## Data to use
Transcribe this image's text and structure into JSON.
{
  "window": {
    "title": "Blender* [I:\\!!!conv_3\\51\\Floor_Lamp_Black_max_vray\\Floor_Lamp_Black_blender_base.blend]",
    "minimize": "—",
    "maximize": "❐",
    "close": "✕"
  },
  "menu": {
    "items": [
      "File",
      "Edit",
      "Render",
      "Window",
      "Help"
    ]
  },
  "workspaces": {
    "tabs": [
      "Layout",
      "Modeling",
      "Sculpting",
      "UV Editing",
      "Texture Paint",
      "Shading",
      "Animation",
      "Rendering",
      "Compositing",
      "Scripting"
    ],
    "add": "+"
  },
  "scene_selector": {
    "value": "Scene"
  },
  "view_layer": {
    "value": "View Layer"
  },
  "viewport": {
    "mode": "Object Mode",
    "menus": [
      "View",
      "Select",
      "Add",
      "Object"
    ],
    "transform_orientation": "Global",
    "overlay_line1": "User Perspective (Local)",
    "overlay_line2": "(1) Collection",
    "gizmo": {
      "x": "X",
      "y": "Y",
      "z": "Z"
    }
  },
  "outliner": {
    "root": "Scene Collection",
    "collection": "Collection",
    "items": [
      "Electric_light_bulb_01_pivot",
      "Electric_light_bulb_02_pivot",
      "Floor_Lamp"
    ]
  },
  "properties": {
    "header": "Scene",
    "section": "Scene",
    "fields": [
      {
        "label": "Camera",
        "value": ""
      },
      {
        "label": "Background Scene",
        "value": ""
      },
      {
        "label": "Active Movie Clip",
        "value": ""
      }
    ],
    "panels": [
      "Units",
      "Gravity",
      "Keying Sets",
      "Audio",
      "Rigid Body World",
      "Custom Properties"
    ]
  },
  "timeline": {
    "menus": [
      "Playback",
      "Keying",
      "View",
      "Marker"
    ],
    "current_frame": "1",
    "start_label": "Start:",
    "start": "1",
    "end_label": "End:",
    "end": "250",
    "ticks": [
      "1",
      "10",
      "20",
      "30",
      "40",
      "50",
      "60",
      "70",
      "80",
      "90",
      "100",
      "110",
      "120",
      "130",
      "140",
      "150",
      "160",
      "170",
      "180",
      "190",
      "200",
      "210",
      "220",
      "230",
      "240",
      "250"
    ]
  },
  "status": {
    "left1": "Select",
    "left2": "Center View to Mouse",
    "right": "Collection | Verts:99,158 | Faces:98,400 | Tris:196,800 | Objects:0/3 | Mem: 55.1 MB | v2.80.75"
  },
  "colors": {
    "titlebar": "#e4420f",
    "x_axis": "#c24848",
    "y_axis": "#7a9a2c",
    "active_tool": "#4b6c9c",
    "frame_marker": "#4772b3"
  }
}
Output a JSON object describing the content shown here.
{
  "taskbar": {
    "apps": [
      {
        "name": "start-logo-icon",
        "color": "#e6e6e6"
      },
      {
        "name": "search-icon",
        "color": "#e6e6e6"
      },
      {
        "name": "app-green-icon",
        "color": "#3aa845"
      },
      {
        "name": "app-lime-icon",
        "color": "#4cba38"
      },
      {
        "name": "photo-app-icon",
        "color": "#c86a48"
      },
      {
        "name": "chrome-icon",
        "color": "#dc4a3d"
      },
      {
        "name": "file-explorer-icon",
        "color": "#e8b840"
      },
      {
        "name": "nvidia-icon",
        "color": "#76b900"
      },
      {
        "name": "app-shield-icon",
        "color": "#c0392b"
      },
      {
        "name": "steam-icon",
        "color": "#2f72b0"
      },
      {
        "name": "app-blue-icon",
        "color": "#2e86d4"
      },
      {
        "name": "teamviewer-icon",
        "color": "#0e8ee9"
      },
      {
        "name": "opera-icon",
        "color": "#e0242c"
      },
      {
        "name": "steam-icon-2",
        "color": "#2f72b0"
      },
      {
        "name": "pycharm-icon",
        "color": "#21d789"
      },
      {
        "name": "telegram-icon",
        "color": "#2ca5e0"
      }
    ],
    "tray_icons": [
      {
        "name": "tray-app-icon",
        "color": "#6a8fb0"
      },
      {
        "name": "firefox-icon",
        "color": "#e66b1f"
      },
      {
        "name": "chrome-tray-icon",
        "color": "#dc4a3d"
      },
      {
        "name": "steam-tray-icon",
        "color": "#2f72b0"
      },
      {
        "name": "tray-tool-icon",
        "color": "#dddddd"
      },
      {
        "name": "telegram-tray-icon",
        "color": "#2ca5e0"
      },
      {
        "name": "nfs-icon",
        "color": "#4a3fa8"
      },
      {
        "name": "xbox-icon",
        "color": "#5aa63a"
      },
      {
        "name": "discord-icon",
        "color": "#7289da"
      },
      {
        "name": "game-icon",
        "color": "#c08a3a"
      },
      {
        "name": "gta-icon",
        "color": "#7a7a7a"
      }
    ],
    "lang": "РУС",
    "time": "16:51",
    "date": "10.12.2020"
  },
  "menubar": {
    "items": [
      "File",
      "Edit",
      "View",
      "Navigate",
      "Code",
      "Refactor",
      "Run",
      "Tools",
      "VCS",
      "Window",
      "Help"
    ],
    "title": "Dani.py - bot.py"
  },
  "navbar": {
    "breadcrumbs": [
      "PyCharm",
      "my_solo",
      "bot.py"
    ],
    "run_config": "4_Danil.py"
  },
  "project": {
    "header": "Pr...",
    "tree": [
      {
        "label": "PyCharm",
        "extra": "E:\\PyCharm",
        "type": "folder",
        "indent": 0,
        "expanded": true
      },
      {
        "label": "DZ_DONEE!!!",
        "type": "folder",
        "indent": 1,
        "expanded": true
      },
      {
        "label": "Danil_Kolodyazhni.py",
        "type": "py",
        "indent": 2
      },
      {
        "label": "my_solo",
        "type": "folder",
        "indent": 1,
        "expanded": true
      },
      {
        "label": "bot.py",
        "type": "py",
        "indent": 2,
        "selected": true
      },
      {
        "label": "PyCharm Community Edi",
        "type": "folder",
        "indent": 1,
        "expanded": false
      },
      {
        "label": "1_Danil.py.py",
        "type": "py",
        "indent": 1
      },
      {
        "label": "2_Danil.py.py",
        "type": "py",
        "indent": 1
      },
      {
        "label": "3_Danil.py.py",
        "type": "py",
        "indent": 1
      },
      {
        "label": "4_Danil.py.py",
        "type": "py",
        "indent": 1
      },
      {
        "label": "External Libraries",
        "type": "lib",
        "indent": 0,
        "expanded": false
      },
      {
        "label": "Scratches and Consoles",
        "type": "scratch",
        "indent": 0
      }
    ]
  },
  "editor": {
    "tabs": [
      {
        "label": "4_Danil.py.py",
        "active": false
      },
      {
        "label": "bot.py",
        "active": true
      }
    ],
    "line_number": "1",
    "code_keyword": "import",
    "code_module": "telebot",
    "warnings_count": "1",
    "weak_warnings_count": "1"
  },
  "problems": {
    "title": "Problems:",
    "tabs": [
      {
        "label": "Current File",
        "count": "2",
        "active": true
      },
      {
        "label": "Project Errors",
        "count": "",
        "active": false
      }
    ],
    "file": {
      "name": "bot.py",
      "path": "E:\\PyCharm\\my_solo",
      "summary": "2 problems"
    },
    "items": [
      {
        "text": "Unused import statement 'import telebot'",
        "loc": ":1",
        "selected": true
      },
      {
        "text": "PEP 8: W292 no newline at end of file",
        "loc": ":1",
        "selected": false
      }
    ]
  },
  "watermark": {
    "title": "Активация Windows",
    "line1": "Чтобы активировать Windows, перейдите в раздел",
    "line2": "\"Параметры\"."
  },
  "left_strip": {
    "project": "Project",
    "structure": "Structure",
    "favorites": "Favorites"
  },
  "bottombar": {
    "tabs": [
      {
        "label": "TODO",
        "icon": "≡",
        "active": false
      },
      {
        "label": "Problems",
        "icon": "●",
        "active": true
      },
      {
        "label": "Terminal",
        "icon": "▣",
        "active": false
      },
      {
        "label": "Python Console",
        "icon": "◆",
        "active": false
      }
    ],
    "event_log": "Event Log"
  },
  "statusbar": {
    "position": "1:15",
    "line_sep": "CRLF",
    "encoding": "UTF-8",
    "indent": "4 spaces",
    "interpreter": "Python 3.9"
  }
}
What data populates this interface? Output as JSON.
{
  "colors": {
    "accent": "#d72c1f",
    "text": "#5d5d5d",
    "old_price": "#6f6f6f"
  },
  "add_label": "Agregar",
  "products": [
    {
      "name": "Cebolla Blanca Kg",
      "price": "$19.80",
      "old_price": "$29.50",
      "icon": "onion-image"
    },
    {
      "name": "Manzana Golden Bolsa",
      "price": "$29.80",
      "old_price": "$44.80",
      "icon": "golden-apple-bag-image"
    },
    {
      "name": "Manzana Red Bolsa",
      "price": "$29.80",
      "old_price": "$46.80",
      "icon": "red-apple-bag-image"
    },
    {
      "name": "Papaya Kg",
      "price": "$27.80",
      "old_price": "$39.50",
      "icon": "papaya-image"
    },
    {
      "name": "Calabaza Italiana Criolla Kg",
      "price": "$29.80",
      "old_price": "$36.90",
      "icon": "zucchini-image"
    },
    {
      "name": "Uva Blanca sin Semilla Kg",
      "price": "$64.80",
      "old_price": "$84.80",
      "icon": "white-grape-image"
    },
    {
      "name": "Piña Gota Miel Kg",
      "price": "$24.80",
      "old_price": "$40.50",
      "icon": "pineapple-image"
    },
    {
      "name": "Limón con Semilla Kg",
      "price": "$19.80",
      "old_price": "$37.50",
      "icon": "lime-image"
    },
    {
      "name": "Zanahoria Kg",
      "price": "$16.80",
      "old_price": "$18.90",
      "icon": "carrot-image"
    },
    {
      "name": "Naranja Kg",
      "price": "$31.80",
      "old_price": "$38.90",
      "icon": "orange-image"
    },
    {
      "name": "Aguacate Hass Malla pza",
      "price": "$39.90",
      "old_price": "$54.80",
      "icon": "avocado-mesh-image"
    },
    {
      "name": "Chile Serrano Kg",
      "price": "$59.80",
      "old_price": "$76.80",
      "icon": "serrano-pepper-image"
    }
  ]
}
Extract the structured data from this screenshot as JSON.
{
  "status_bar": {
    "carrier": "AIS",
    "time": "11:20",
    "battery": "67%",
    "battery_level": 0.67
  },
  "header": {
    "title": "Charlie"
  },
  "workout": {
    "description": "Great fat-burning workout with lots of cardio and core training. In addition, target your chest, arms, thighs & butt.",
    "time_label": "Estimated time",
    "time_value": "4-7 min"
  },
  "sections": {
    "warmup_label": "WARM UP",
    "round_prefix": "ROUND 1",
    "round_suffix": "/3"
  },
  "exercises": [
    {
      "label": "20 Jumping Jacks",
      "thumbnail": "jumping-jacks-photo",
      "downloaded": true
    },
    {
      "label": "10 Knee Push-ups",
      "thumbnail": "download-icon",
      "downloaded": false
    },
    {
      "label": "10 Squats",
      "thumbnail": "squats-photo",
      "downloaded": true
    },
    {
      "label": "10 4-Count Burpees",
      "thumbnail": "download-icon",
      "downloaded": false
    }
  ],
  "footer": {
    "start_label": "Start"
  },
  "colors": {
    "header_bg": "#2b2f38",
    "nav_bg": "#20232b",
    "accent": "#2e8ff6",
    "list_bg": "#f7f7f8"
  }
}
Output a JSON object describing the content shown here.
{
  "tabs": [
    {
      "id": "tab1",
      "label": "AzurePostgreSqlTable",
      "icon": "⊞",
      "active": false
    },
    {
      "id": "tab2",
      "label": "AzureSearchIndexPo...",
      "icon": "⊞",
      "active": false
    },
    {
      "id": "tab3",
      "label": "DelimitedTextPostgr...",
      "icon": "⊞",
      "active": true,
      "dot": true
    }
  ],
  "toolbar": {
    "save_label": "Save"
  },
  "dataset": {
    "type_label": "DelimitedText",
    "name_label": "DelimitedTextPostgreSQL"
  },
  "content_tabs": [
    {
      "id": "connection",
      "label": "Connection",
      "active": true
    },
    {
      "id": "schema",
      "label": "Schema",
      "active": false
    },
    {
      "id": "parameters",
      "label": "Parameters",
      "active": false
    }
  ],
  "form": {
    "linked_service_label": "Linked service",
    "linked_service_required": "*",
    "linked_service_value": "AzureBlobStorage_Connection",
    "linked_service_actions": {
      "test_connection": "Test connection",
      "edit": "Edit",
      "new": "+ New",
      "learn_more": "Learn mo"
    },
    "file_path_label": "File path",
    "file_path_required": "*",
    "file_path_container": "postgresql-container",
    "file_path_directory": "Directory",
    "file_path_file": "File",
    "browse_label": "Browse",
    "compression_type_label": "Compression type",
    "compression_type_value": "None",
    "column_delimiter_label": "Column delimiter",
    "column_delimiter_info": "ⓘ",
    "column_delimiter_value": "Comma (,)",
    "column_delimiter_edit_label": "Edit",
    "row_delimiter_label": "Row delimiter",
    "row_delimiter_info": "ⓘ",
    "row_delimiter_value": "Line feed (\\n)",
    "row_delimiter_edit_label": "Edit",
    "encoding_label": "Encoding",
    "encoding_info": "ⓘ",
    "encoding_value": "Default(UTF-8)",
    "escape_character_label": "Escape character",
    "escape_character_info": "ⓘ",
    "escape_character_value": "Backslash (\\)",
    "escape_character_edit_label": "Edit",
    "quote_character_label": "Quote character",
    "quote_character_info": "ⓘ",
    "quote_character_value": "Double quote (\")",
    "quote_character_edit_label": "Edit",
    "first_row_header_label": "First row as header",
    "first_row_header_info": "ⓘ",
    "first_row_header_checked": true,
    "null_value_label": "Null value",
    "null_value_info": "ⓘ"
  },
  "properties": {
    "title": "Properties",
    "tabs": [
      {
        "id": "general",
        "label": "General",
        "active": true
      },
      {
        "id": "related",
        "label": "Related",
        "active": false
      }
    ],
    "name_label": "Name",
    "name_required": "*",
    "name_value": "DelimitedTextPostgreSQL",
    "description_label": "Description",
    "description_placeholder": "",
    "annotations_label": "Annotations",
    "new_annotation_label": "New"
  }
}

## Short problem
Copy out every line from the material above in which the word "JSON" appears.

## The reply
Transcribe this image's text and structure into JSON.
Output a JSON object describing the content shown here.
What data populates this interface? Output as JSON.
Extract the structured data from this screenshot as JSON.
Output a JSON object describing the content shown here.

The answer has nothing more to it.